Request:
How many lines in this data contain the string "desde"? Reply with the number only.

Source records:
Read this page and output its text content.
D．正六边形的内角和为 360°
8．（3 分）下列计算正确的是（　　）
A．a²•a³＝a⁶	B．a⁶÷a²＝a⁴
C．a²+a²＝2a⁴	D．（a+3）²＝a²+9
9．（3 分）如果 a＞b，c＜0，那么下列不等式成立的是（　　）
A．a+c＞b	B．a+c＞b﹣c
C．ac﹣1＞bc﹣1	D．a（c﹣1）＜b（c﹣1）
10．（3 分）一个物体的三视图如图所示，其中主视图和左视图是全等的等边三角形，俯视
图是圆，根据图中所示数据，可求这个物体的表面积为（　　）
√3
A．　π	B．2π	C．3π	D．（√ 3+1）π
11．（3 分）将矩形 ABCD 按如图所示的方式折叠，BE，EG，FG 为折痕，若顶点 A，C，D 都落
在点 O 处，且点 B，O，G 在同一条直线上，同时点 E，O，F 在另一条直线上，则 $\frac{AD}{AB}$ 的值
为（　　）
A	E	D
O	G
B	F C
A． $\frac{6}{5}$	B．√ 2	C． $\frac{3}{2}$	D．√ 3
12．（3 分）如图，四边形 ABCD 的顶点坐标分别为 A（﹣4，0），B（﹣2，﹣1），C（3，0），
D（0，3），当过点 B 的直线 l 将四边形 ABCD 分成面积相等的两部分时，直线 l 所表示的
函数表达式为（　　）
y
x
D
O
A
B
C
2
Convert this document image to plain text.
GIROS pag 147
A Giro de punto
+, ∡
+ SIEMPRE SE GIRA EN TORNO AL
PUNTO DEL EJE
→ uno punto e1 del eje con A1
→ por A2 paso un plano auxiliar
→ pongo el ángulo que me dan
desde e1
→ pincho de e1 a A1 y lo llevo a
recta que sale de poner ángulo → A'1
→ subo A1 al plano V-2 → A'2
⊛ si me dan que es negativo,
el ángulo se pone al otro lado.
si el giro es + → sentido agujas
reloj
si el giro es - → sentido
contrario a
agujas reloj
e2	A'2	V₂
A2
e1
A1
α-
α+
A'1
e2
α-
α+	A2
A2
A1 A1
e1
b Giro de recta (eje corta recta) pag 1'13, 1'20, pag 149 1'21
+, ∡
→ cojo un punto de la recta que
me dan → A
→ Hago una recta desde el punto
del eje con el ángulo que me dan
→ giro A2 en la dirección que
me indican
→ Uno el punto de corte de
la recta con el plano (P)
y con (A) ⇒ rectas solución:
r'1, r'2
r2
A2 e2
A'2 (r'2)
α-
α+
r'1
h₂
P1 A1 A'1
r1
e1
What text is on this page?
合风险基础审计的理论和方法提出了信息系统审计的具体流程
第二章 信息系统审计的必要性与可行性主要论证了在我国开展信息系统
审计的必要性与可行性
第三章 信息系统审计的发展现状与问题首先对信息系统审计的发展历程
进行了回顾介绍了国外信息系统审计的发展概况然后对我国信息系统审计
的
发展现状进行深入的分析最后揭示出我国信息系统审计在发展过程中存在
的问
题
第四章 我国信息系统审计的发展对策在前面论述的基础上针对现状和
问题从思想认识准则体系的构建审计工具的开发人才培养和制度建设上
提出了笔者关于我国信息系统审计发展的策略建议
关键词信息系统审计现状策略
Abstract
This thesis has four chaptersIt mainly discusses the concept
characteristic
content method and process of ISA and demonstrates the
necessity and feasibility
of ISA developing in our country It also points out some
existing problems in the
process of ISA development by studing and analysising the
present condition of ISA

Written response:
2